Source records
====
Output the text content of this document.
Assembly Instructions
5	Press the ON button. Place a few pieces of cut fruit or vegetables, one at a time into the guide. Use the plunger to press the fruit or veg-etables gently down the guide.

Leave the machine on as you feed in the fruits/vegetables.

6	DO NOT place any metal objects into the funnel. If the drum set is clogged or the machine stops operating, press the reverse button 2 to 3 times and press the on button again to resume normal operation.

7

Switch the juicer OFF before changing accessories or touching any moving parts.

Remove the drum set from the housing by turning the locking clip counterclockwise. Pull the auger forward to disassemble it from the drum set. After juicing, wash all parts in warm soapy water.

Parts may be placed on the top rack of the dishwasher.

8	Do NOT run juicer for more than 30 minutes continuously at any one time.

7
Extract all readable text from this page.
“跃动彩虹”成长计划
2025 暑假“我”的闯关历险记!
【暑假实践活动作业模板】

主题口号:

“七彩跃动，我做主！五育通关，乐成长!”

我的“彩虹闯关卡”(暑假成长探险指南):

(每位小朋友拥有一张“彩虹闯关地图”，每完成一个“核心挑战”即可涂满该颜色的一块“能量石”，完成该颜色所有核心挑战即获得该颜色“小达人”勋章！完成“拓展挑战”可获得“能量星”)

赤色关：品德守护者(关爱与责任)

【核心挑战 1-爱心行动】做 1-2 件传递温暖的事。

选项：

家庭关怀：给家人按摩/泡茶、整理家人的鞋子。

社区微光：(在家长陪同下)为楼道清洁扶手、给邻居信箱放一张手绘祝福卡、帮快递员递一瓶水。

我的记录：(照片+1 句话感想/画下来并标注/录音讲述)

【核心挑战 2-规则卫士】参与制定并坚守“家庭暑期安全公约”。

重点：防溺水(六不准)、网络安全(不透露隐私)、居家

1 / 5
====
Stated task
Write out the data again, exactly and in full.

Result
Output the text content of this document.
Assembly Instructions
5	Press the ON button. Place a few pieces of cut fruit or vegetables, one at a time into the guide. Use the plunger to press the fruit or veg-etables gently down the guide.

Leave the machine on as you feed in the fruits/vegetables.

6	DO NOT place any metal objects into the funnel. If the drum set is clogged or the machine stops operating, press the reverse button 2 to 3 times and press the on button again to resume normal operation.

7

Switch the juicer OFF before changing accessories or touching any moving parts.

Remove the drum set from the housing by turning the locking clip counterclockwise. Pull the auger forward to disassemble it from the drum set. After juicing, wash all parts in warm soapy water.

Parts may be placed on the top rack of the dishwasher.

8	Do NOT run juicer for more than 30 minutes continuously at any one time.

7
Extract all readable text from this page.
“跃动彩虹”成长计划
2025 暑假“我”的闯关历险记!
【暑假实践活动作业模板】

主题口号:

“七彩跃动，我做主！五育通关，乐成长!”

我的“彩虹闯关卡”(暑假成长探险指南):

(每位小朋友拥有一张“彩虹闯关地图”，每完成一个“核心挑战”即可涂满该颜色的一块“能量石”，完成该颜色所有核心挑战即获得该颜色“小达人”勋章！完成“拓展挑战”可获得“能量星”)

赤色关：品德守护者(关爱与责任)

【核心挑战 1-爱心行动】做 1-2 件传递温暖的事。

选项：

家庭关怀：给家人按摩/泡茶、整理家人的鞋子。

社区微光：(在家长陪同下)为楼道清洁扶手、给邻居信箱放一张手绘祝福卡、帮快递员递一瓶水。

我的记录：(照片+1 句话感想/画下来并标注/录音讲述)

【核心挑战 2-规则卫士】参与制定并坚守“家庭暑期安全公约”。

重点：防溺水(六不准)、网络安全(不透露隐私)、居家

1 / 5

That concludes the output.